Exercise materials
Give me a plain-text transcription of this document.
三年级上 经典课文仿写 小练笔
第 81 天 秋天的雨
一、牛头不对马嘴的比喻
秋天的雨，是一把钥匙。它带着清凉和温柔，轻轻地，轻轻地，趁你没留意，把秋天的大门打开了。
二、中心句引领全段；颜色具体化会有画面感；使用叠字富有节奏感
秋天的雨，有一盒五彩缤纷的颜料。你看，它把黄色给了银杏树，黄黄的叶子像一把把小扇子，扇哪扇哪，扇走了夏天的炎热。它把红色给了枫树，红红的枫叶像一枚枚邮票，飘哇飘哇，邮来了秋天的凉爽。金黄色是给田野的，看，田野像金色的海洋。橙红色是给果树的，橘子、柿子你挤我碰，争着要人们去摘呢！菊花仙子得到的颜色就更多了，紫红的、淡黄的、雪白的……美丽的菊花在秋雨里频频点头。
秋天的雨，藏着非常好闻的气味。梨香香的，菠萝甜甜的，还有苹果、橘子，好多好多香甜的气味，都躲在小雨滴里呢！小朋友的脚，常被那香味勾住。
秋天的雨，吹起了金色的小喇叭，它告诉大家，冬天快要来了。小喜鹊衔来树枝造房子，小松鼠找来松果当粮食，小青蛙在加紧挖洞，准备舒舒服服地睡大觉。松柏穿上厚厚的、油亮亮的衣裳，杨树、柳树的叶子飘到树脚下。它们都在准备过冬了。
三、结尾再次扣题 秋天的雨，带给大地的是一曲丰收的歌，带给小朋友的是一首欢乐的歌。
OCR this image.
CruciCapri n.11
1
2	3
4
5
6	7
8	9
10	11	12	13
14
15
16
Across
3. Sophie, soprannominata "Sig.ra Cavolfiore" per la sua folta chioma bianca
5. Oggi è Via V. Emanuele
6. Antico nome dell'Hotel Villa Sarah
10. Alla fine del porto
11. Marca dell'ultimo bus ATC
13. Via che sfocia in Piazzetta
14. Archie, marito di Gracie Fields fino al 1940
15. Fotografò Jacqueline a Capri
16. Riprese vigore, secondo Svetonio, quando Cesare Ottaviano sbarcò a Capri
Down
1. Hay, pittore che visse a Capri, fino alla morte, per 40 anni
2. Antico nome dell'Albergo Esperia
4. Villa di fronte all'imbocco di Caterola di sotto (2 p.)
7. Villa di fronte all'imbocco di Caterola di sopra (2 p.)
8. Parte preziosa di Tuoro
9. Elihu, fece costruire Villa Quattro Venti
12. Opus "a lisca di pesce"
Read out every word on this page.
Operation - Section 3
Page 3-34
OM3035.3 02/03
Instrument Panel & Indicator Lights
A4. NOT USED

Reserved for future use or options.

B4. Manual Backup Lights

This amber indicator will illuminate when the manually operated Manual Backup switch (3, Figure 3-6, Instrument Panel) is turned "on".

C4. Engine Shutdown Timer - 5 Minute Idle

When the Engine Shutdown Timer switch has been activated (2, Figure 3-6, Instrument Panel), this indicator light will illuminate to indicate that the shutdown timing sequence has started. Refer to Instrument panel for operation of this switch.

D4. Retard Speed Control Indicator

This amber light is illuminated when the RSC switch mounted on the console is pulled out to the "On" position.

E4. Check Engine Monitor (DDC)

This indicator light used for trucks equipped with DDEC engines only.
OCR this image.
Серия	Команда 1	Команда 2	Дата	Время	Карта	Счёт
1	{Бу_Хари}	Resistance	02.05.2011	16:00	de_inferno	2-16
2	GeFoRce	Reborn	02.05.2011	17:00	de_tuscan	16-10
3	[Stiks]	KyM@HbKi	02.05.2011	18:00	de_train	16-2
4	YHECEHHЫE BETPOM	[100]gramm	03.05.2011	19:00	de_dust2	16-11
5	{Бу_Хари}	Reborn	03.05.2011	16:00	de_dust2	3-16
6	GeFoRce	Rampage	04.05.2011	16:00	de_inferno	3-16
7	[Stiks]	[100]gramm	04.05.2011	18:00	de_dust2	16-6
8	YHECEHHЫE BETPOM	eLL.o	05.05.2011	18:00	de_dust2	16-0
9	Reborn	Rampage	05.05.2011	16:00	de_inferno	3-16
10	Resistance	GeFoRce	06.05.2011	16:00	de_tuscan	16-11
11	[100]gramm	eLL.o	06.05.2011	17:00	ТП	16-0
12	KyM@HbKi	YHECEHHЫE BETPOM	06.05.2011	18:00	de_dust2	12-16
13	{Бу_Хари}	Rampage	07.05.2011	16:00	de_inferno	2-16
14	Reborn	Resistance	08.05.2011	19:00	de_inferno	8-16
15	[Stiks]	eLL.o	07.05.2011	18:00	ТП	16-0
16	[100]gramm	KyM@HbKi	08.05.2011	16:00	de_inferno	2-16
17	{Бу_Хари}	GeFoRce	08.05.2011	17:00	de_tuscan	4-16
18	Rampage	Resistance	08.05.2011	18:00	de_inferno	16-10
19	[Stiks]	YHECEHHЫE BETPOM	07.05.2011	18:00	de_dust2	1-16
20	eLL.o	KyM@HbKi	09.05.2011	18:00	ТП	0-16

The exercise
Emit the records above again, exactly, with no line skipped.

Output of the exercise
Give me a plain-text transcription of this document.
三年级上 经典课文仿写 小练笔
第 81 天 秋天的雨
一、牛头不对马嘴的比喻
秋天的雨，是一把钥匙。它带着清凉和温柔，轻轻地，轻轻地，趁你没留意，把秋天的大门打开了。
二、中心句引领全段；颜色具体化会有画面感；使用叠字富有节奏感
秋天的雨，有一盒五彩缤纷的颜料。你看，它把黄色给了银杏树，黄黄的叶子像一把把小扇子，扇哪扇哪，扇走了夏天的炎热。它把红色给了枫树，红红的枫叶像一枚枚邮票，飘哇飘哇，邮来了秋天的凉爽。金黄色是给田野的，看，田野像金色的海洋。橙红色是给果树的，橘子、柿子你挤我碰，争着要人们去摘呢！菊花仙子得到的颜色就更多了，紫红的、淡黄的、雪白的……美丽的菊花在秋雨里频频点头。
秋天的雨，藏着非常好闻的气味。梨香香的，菠萝甜甜的，还有苹果、橘子，好多好多香甜的气味，都躲在小雨滴里呢！小朋友的脚，常被那香味勾住。
秋天的雨，吹起了金色的小喇叭，它告诉大家，冬天快要来了。小喜鹊衔来树枝造房子，小松鼠找来松果当粮食，小青蛙在加紧挖洞，准备舒舒服服地睡大觉。松柏穿上厚厚的、油亮亮的衣裳，杨树、柳树的叶子飘到树脚下。它们都在准备过冬了。
三、结尾再次扣题 秋天的雨，带给大地的是一曲丰收的歌，带给小朋友的是一首欢乐的歌。
OCR this image.
CruciCapri n.11
1
2	3
4
5
6	7
8	9
10	11	12	13
14
15
16
Across
3. Sophie, soprannominata "Sig.ra Cavolfiore" per la sua folta chioma bianca
5. Oggi è Via V. Emanuele
6. Antico nome dell'Hotel Villa Sarah
10. Alla fine del porto
11. Marca dell'ultimo bus ATC
13. Via che sfocia in Piazzetta
14. Archie, marito di Gracie Fields fino al 1940
15. Fotografò Jacqueline a Capri
16. Riprese vigore, secondo Svetonio, quando Cesare Ottaviano sbarcò a Capri
Down
1. Hay, pittore che visse a Capri, fino alla morte, per 40 anni
2. Antico nome dell'Albergo Esperia
4. Villa di fronte all'imbocco di Caterola di sotto (2 p.)
7. Villa di fronte all'imbocco di Caterola di sopra (2 p.)
8. Parte preziosa di Tuoro
9. Elihu, fece costruire Villa Quattro Venti
12. Opus "a lisca di pesce"
Read out every word on this page.
Operation - Section 3
Page 3-34
OM3035.3 02/03
Instrument Panel & Indicator Lights
A4. NOT USED

Reserved for future use or options.

B4. Manual Backup Lights

This amber indicator will illuminate when the manually operated Manual Backup switch (3, Figure 3-6, Instrument Panel) is turned "on".

C4. Engine Shutdown Timer - 5 Minute Idle

When the Engine Shutdown Timer switch has been activated (2, Figure 3-6, Instrument Panel), this indicator light will illuminate to indicate that the shutdown timing sequence has started. Refer to Instrument panel for operation of this switch.

D4. Retard Speed Control Indicator

This amber light is illuminated when the RSC switch mounted on the console is pulled out to the "On" position.

E4. Check Engine Monitor (DDC)

This indicator light used for trucks equipped with DDEC engines only.
OCR this image.
Серия	Команда 1	Команда 2	Дата	Время	Карта	Счёт
1	{Бу_Хари}	Resistance	02.05.2011	16:00	de_inferno	2-16
2	GeFoRce	Reborn	02.05.2011	17:00	de_tuscan	16-10
3	[Stiks]	KyM@HbKi	02.05.2011	18:00	de_train	16-2
4	YHECEHHЫE BETPOM	[100]gramm	03.05.2011	19:00	de_dust2	16-11
5	{Бу_Хари}	Reborn	03.05.2011	16:00	de_dust2	3-16
6	GeFoRce	Rampage	04.05.2011	16:00	de_inferno	3-16
7	[Stiks]	[100]gramm	04.05.2011	18:00	de_dust2	16-6
8	YHECEHHЫE BETPOM	eLL.o	05.05.2011	18:00	de_dust2	16-0
9	Reborn	Rampage	05.05.2011	16:00	de_inferno	3-16
10	Resistance	GeFoRce	06.05.2011	16:00	de_tuscan	16-11
11	[100]gramm	eLL.o	06.05.2011	17:00	ТП	16-0
12	KyM@HbKi	YHECEHHЫE BETPOM	06.05.2011	18:00	de_dust2	12-16
13	{Бу_Хари}	Rampage	07.05.2011	16:00	de_inferno	2-16
14	Reborn	Resistance	08.05.2011	19:00	de_inferno	8-16
15	[Stiks]	eLL.o	07.05.2011	18:00	ТП	16-0
16	[100]gramm	KyM@HbKi	08.05.2011	16:00	de_inferno	2-16
17	{Бу_Хари}	GeFoRce	08.05.2011	17:00	de_tuscan	4-16
18	Rampage	Resistance	08.05.2011	18:00	de_inferno	16-10
19	[Stiks]	YHECEHHЫE BETPOM	07.05.2011	18:00	de_dust2	1-16
20	eLL.o	KyM@HbKi	09.05.2011	18:00	ТП	0-16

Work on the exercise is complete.